▶ Work instructions: Copy out every record below exactly as written, but leave out any pictures.

BEGIN Material

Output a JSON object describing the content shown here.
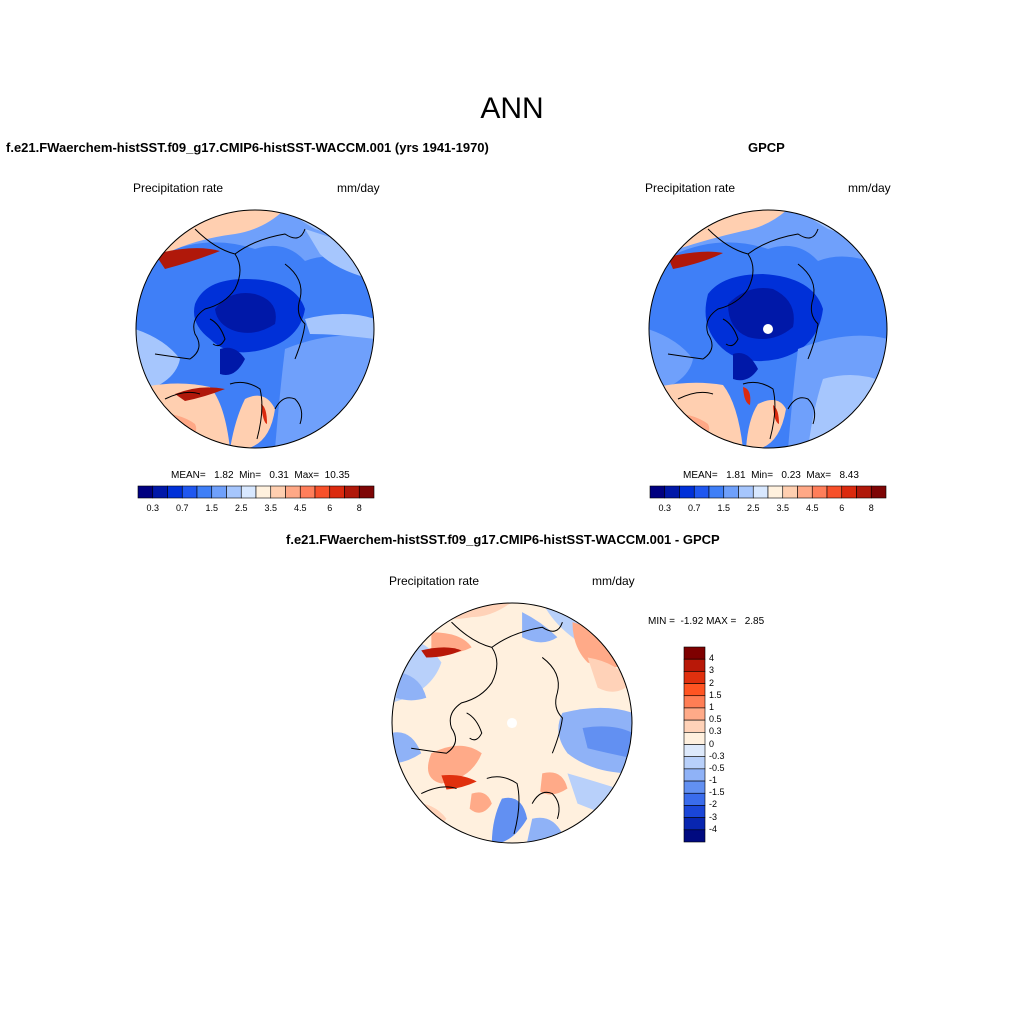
{
  "figure": {
    "title": "ANN"
  },
  "panels": [
    {
      "id": "model",
      "title": "f.e21.FWaerchem-histSST.f09_g17.CMIP6-histSST-WACCM.001 (yrs 1941-1970)",
      "variable": "Precipitation rate",
      "units": "mm/day",
      "stats_text": "MEAN=   1.82  Min=   0.31  Max=  10.35",
      "stats": {
        "mean": 1.82,
        "min": 0.31,
        "max": 10.35
      },
      "colorbar": {
        "levels": [
          "0.3",
          "0.7",
          "1.5",
          "2.5",
          "3.5",
          "4.5",
          "6",
          "8"
        ],
        "colors": [
          "#000080",
          "#0018a8",
          "#0030d8",
          "#1f57f0",
          "#3f7ff7",
          "#6fa0fb",
          "#a6c6fd",
          "#d8e8ff",
          "#fff1de",
          "#ffcfb0",
          "#ffa886",
          "#ff7e5a",
          "#f7502a",
          "#db2a0e",
          "#b0180a",
          "#7e0505"
        ]
      }
    },
    {
      "id": "obs",
      "title": "GPCP",
      "variable": "Precipitation rate",
      "units": "mm/day",
      "stats_text": "MEAN=   1.81  Min=   0.23  Max=   8.43",
      "stats": {
        "mean": 1.81,
        "min": 0.23,
        "max": 8.43
      },
      "colorbar": {
        "levels": [
          "0.3",
          "0.7",
          "1.5",
          "2.5",
          "3.5",
          "4.5",
          "6",
          "8"
        ],
        "colors": [
          "#000080",
          "#0018a8",
          "#0030d8",
          "#1f57f0",
          "#3f7ff7",
          "#6fa0fb",
          "#a6c6fd",
          "#d8e8ff",
          "#fff1de",
          "#ffcfb0",
          "#ffa886",
          "#ff7e5a",
          "#f7502a",
          "#db2a0e",
          "#b0180a",
          "#7e0505"
        ]
      }
    },
    {
      "id": "diff",
      "title": "f.e21.FWaerchem-histSST.f09_g17.CMIP6-histSST-WACCM.001 - GPCP",
      "variable": "Precipitation rate",
      "units": "mm/day",
      "stats_text": "MIN =  -1.92 MAX =   2.85",
      "stats": {
        "min": -1.92,
        "max": 2.85
      },
      "colorbar": {
        "levels": [
          "4",
          "3",
          "2",
          "1.5",
          "1",
          "0.5",
          "0.3",
          "0",
          "-0.3",
          "-0.5",
          "-1",
          "-1.5",
          "-2",
          "-3",
          "-4"
        ],
        "colors": [
          "#7e0000",
          "#b81808",
          "#e0300e",
          "#ff5422",
          "#ff7e55",
          "#ffaa88",
          "#ffd2b8",
          "#fff0de",
          "#dde9fb",
          "#b8d0fa",
          "#8fb2f7",
          "#6290f2",
          "#3a6cec",
          "#1a46d8",
          "#0826b0",
          "#000a80"
        ]
      }
    }
  ]
}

END Material

▶ Final answer:
Output a JSON object describing the content shown here.
{
  "figure": {
    "title": "ANN"
  },
  "panels": [
    {
      "id": "model",
      "title": "f.e21.FWaerchem-histSST.f09_g17.CMIP6-histSST-WACCM.001 (yrs 1941-1970)",
      "variable": "Precipitation rate",
      "units": "mm/day",
      "stats_text": "MEAN=   1.82  Min=   0.31  Max=  10.35",
      "stats": {
        "mean": 1.82,
        "min": 0.31,
        "max": 10.35
      },
      "colorbar": {
        "levels": [
          "0.3",
          "0.7",
          "1.5",
          "2.5",
          "3.5",
          "4.5",
          "6",
          "8"
        ],
        "colors": [
          "#000080",
          "#0018a8",
          "#0030d8",
          "#1f57f0",
          "#3f7ff7",
          "#6fa0fb",
          "#a6c6fd",
          "#d8e8ff",
          "#fff1de",
          "#ffcfb0",
          "#ffa886",
          "#ff7e5a",
          "#f7502a",
          "#db2a0e",
          "#b0180a",
          "#7e0505"
        ]
      }
    },
    {
      "id": "obs",
      "title": "GPCP",
      "variable": "Precipitation rate",
      "units": "mm/day",
      "stats_text": "MEAN=   1.81  Min=   0.23  Max=   8.43",
      "stats": {
        "mean": 1.81,
        "min": 0.23,
        "max": 8.43
      },
      "colorbar": {
        "levels": [
          "0.3",
          "0.7",
          "1.5",
          "2.5",
          "3.5",
          "4.5",
          "6",
          "8"
        ],
        "colors": [
          "#000080",
          "#0018a8",
          "#0030d8",
          "#1f57f0",
          "#3f7ff7",
          "#6fa0fb",
          "#a6c6fd",
          "#d8e8ff",
          "#fff1de",
          "#ffcfb0",
          "#ffa886",
          "#ff7e5a",
          "#f7502a",
          "#db2a0e",
          "#b0180a",
          "#7e0505"
        ]
      }
    },
    {
      "id": "diff",
      "title": "f.e21.FWaerchem-histSST.f09_g17.CMIP6-histSST-WACCM.001 - GPCP",
      "variable": "Precipitation rate",
      "units": "mm/day",
      "stats_text": "MIN =  -1.92 MAX =   2.85",
      "stats": {
        "min": -1.92,
        "max": 2.85
      },
      "colorbar": {
        "levels": [
          "4",
          "3",
          "2",
          "1.5",
          "1",
          "0.5",
          "0.3",
          "0",
          "-0.3",
          "-0.5",
          "-1",
          "-1.5",
          "-2",
          "-3",
          "-4"
        ],
        "colors": [
          "#7e0000",
          "#b81808",
          "#e0300e",
          "#ff5422",
          "#ff7e55",
          "#ffaa88",
          "#ffd2b8",
          "#fff0de",
          "#dde9fb",
          "#b8d0fa",
          "#8fb2f7",
          "#6290f2",
          "#3a6cec",
          "#1a46d8",
          "#0826b0",
          "#000a80"
        ]
      }
    }
  ]
}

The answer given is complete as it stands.